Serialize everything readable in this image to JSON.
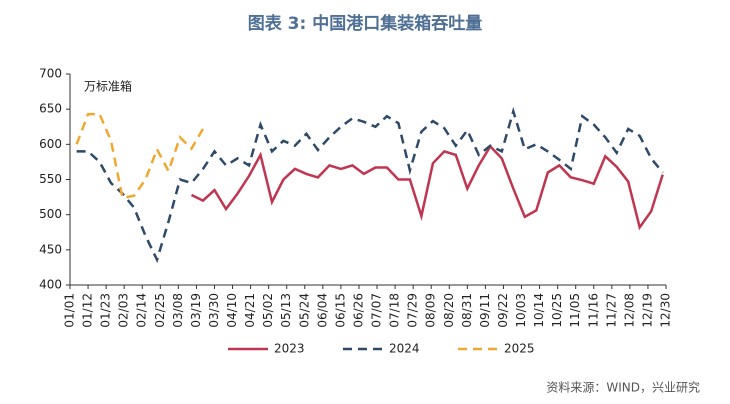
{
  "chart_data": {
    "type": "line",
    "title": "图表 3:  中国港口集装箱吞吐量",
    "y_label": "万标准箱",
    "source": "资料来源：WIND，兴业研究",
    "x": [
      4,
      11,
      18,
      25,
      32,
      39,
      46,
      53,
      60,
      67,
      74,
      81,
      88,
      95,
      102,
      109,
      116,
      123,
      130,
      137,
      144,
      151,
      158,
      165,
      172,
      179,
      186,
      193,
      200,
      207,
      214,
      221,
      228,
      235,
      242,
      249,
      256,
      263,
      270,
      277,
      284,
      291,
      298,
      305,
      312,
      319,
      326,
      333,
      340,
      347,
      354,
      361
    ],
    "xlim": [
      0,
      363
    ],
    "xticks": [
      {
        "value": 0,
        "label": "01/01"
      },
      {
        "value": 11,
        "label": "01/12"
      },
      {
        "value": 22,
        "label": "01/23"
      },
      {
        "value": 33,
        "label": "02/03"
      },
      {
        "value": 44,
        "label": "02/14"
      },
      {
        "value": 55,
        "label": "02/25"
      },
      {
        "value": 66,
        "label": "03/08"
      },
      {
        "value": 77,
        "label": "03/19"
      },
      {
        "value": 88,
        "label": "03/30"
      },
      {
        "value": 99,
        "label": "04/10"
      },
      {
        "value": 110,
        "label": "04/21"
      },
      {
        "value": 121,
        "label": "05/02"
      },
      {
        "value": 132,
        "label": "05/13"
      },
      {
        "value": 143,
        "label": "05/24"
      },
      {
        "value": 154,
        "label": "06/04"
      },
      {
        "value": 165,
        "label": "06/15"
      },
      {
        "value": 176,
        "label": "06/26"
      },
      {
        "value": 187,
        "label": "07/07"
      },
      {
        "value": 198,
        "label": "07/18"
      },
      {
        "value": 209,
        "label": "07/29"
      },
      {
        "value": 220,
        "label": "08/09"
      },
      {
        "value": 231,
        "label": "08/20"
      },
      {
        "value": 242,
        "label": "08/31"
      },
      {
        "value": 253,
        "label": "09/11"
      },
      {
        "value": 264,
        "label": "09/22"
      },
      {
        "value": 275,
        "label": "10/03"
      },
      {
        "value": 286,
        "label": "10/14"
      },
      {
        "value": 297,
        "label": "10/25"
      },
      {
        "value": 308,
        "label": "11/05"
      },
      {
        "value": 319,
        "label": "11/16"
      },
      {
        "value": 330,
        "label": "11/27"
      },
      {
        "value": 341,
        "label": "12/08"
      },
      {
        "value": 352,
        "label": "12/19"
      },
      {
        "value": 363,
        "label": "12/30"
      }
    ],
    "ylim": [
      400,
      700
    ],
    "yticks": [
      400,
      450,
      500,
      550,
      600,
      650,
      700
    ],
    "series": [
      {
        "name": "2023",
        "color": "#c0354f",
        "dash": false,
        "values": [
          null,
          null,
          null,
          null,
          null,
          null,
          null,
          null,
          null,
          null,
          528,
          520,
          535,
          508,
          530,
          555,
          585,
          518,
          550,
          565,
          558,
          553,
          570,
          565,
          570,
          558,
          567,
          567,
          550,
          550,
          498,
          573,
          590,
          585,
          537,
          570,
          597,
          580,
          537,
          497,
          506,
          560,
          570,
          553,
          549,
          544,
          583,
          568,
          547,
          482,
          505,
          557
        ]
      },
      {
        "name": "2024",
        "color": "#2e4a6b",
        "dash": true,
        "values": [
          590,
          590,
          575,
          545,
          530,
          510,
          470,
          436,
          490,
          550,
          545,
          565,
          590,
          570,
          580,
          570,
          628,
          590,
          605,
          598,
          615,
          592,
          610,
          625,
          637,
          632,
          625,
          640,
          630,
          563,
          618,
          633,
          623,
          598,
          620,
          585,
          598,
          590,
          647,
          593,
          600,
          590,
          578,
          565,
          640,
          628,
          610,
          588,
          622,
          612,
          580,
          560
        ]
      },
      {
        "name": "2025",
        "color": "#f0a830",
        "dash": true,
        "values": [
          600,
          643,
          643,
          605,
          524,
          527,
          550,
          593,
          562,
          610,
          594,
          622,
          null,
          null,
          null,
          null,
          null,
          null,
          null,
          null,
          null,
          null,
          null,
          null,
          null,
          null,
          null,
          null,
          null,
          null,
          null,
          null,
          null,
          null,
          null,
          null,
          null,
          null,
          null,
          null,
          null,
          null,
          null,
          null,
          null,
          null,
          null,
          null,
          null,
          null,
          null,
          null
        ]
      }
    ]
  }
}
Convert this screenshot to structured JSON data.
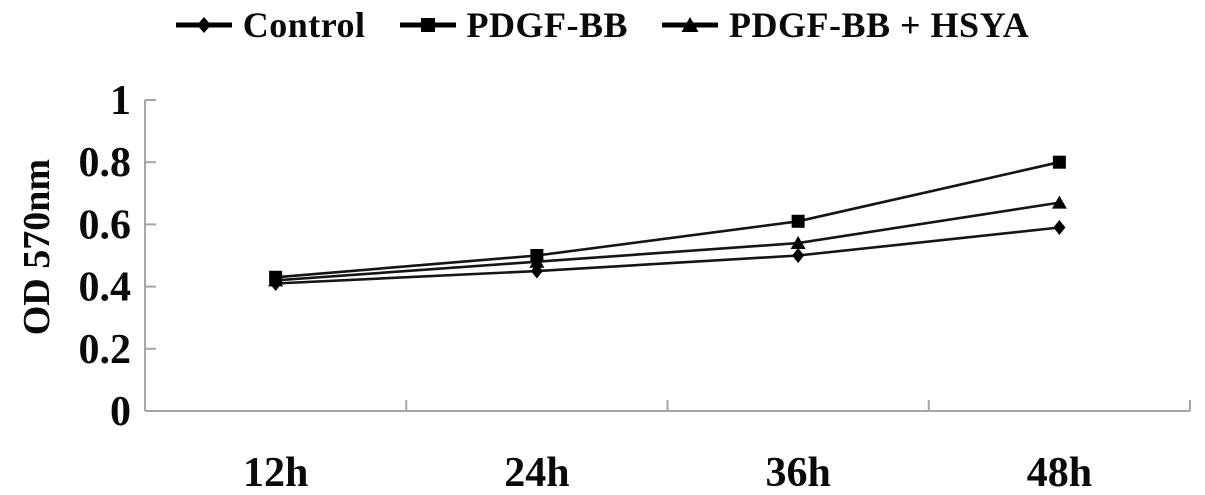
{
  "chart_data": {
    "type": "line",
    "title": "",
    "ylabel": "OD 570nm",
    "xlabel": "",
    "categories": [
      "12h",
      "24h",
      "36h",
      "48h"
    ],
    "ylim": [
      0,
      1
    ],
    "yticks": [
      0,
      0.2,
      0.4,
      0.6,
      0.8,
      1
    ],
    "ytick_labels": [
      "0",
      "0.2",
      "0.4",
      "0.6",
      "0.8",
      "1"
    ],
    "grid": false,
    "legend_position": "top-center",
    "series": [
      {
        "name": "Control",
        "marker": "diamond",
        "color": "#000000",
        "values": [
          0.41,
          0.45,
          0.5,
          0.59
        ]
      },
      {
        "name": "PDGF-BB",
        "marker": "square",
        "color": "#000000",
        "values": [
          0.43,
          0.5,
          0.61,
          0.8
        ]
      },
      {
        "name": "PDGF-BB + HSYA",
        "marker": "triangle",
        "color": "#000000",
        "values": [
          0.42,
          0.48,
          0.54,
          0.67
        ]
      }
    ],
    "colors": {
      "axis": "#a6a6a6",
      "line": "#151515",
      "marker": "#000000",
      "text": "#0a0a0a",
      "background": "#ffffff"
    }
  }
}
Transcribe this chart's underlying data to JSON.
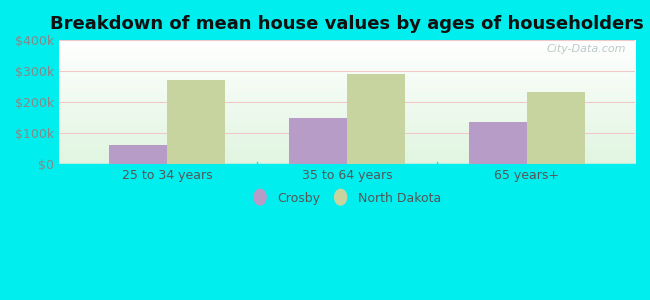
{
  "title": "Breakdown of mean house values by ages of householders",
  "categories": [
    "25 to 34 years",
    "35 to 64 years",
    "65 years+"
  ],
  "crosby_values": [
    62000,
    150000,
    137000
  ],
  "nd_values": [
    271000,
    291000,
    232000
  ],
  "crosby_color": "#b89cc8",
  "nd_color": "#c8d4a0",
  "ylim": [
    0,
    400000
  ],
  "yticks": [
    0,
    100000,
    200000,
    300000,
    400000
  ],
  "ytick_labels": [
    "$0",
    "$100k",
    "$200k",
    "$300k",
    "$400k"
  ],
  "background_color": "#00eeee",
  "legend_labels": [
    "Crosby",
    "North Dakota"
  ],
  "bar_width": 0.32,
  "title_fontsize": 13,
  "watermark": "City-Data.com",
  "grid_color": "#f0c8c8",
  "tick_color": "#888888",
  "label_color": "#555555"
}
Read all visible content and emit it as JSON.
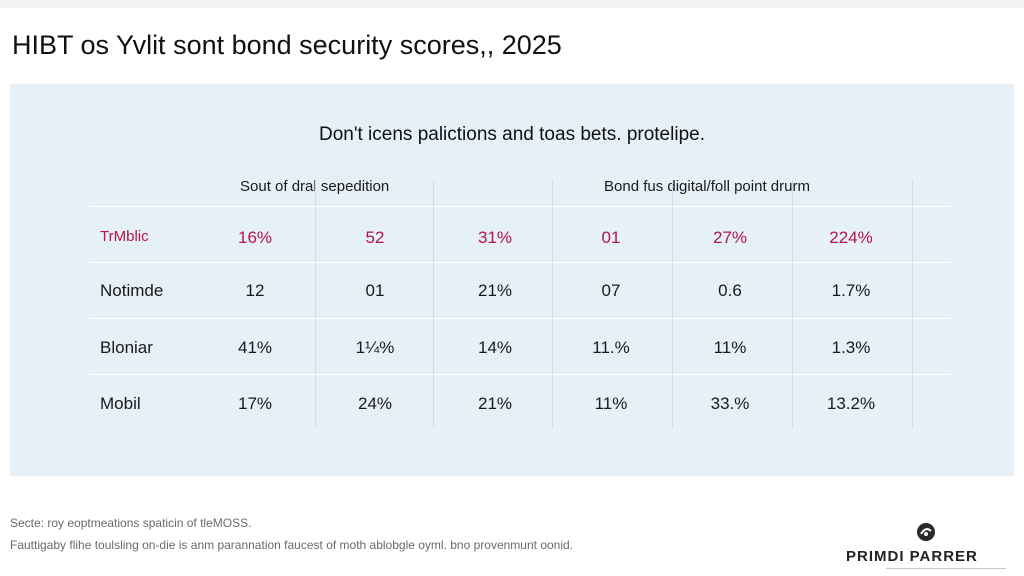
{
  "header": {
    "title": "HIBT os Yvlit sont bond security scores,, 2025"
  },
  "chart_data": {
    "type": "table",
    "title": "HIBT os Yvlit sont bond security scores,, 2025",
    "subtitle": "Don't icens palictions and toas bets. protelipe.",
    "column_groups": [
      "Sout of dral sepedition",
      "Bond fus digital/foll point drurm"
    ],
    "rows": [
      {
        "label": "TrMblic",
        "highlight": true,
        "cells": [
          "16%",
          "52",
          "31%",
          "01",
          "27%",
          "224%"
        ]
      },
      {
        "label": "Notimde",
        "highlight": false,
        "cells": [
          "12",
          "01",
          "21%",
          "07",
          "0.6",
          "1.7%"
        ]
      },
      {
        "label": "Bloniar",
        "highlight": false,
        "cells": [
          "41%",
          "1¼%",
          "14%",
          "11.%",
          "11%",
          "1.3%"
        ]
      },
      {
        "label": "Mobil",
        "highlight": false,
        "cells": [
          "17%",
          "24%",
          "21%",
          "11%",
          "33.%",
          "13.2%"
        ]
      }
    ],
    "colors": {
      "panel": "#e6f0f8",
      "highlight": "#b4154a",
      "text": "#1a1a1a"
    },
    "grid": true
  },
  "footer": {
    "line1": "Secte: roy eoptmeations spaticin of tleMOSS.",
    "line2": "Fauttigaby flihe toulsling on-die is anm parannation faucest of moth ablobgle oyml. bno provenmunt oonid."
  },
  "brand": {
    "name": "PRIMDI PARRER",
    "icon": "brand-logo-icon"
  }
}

__Work to do__
Go through the data and count each line that has the word "scores", then give the total alone.

__Result for this exercise__
2